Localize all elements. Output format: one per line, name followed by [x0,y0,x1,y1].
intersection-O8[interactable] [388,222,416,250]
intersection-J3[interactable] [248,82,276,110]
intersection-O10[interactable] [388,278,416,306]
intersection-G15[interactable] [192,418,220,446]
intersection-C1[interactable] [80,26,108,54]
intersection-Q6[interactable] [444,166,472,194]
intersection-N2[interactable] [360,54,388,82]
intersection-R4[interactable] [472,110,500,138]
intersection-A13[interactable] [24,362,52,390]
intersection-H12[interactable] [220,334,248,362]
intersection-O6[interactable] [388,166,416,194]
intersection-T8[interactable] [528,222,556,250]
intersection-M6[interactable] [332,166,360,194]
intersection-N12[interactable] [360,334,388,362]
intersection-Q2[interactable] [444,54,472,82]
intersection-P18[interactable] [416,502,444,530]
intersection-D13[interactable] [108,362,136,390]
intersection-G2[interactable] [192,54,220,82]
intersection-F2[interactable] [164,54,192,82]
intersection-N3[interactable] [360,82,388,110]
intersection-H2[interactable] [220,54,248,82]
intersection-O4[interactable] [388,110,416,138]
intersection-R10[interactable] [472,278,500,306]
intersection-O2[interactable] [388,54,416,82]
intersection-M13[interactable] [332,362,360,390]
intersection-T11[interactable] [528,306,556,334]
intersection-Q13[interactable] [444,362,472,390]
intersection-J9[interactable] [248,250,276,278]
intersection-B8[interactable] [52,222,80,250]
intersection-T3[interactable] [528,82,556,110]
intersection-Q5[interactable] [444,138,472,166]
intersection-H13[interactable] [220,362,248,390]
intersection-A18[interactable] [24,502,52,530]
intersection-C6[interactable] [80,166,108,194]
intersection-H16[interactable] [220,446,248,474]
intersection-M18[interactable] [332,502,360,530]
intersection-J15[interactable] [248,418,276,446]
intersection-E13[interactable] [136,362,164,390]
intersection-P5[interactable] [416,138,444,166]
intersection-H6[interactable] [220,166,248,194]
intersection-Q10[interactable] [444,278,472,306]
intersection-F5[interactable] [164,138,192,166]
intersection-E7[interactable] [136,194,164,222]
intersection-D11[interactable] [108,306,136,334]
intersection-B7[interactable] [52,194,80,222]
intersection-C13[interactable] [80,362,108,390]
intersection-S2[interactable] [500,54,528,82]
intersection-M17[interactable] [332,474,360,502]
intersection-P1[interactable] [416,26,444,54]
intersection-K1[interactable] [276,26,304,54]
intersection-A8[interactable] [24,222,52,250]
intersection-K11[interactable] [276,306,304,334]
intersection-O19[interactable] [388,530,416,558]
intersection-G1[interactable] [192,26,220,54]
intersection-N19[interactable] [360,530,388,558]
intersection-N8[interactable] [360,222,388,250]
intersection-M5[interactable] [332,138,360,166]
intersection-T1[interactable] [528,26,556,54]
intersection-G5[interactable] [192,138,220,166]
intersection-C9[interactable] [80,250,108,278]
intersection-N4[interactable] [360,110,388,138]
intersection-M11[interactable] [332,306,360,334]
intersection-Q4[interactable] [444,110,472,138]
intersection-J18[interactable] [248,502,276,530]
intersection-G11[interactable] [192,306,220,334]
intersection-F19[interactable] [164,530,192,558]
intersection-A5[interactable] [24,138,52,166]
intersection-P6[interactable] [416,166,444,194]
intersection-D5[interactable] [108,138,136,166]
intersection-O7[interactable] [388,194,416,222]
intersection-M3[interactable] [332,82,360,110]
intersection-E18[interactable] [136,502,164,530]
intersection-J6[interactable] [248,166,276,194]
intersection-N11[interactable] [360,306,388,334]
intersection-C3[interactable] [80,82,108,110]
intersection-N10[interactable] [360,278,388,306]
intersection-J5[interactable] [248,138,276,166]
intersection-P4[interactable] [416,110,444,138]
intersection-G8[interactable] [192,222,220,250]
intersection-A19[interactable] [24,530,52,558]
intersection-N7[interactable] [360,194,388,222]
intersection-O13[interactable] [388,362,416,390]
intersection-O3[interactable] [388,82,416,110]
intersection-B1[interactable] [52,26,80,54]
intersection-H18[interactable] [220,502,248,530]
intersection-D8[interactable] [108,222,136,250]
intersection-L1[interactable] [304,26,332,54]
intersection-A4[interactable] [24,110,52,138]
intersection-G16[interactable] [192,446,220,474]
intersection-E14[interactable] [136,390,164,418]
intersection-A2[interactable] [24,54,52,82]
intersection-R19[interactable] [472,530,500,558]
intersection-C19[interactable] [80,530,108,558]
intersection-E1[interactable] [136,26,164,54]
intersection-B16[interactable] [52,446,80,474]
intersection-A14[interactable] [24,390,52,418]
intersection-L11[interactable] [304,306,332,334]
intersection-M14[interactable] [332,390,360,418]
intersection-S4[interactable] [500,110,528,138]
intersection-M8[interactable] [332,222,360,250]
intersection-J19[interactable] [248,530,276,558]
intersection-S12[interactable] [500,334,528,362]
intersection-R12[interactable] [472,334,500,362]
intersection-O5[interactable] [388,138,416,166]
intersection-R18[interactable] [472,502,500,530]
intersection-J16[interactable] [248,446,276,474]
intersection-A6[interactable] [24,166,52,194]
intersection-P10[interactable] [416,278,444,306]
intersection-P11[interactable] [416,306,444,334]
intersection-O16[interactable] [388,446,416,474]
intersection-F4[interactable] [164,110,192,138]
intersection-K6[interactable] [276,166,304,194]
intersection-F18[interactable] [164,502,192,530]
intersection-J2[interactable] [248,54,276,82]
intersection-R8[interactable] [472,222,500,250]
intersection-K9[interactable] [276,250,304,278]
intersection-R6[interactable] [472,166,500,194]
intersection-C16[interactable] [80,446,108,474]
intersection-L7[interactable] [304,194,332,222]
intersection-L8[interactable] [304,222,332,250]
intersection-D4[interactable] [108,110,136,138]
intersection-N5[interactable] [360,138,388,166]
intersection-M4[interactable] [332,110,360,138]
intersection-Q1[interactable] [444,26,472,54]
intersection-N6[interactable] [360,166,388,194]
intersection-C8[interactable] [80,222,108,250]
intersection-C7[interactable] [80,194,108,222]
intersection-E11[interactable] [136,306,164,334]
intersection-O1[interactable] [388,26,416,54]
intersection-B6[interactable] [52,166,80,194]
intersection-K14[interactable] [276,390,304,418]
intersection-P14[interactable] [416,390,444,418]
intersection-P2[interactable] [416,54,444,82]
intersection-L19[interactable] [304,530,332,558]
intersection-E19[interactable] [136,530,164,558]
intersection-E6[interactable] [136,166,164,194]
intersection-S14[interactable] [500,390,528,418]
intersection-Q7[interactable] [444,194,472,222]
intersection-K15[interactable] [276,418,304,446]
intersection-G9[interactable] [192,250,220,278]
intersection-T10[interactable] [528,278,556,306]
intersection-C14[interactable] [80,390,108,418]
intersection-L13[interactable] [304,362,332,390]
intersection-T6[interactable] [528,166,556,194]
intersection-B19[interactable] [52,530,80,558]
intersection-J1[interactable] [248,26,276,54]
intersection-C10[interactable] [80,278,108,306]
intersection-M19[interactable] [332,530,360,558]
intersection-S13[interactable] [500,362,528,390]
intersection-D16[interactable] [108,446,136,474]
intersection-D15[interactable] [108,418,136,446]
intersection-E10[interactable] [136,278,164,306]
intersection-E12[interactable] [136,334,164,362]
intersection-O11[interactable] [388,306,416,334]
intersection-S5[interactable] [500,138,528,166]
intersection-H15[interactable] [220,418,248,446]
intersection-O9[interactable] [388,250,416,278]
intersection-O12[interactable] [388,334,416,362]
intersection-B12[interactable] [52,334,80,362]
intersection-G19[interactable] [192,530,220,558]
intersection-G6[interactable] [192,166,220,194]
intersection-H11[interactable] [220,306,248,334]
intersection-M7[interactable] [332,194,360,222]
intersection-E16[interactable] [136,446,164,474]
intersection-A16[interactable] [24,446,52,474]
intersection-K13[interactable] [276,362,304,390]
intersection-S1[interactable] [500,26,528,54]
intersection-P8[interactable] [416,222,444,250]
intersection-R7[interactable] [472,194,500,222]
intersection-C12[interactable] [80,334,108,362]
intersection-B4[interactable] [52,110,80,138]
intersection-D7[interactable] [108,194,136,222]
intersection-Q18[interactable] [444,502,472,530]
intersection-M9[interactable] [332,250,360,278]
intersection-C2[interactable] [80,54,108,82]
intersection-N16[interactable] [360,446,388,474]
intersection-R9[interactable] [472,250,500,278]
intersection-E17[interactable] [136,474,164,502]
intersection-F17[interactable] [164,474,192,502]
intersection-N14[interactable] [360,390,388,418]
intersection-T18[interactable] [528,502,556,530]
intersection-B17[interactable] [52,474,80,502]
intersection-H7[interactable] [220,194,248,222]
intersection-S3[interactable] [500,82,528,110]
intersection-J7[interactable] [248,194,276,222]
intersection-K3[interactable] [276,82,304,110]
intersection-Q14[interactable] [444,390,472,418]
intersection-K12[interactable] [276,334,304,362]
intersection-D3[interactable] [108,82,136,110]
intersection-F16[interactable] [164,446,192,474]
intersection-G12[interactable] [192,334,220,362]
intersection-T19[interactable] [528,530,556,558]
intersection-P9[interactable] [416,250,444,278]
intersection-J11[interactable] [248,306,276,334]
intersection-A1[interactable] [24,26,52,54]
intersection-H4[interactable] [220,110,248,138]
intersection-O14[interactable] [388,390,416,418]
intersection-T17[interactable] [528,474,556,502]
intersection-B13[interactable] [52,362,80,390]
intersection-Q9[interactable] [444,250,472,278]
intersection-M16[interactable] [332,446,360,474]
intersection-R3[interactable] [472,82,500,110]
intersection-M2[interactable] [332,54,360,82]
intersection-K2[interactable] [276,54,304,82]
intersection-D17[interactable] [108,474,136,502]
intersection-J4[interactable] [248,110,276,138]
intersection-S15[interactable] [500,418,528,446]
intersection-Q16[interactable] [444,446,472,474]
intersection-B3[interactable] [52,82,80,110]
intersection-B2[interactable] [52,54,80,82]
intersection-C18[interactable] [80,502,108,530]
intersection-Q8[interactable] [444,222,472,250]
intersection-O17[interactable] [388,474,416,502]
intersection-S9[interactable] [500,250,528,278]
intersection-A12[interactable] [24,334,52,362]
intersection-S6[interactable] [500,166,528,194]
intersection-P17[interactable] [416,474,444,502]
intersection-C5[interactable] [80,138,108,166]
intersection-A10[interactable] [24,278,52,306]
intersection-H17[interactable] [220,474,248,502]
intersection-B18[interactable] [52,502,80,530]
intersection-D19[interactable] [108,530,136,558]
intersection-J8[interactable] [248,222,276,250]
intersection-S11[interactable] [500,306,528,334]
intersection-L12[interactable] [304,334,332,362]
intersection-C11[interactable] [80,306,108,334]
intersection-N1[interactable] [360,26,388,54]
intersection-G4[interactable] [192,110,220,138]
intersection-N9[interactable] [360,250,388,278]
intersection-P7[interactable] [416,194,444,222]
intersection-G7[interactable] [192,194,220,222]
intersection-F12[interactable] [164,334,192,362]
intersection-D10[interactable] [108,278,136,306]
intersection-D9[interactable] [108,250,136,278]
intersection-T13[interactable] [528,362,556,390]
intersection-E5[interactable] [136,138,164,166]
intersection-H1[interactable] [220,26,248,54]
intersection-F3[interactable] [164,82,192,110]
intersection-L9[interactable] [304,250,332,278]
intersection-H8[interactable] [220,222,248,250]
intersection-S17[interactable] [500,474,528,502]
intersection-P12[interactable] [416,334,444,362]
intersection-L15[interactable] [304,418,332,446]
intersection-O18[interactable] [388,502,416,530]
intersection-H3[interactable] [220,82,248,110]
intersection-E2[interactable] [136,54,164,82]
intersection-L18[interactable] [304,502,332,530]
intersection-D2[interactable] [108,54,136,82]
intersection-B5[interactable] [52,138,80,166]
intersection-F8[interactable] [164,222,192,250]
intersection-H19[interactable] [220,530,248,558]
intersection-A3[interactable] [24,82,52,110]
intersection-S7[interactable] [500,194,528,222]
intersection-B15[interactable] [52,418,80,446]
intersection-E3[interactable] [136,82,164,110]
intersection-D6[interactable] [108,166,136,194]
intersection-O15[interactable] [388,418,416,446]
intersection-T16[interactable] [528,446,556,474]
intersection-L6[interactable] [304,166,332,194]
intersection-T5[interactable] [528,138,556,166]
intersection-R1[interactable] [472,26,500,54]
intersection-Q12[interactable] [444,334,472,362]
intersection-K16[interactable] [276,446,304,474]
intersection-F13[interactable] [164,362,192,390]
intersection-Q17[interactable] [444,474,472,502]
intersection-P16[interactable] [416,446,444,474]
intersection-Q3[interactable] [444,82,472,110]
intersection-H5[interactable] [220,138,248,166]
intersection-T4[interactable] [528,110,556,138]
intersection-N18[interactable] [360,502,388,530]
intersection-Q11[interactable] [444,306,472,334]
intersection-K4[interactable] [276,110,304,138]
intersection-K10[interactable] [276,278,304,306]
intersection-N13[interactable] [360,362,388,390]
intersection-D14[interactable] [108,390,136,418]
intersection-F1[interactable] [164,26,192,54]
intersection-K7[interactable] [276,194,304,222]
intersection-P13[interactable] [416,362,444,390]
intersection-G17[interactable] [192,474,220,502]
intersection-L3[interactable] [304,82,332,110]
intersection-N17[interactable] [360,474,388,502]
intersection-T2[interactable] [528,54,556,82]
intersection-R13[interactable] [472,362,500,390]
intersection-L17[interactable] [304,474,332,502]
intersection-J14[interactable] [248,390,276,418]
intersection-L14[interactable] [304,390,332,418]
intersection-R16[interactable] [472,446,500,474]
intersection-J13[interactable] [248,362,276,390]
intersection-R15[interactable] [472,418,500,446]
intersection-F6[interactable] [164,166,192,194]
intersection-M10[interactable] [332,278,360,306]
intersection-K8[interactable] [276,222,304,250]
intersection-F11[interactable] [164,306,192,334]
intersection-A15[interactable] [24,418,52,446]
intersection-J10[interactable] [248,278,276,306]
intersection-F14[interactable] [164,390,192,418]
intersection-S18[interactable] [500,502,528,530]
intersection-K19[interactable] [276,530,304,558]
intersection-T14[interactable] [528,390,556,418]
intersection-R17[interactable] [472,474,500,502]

= WHAT TO WORK ON =
Repeat the lines exactly, from the start of the items above through the line containing "intersection-O10[interactable] [388,278,416,306]".

= RESULT OF THIS EXERCISE =
Localize all elements. Output format: one per line, name followed by [x0,y0,x1,y1].
intersection-O8[interactable] [388,222,416,250]
intersection-J3[interactable] [248,82,276,110]
intersection-O10[interactable] [388,278,416,306]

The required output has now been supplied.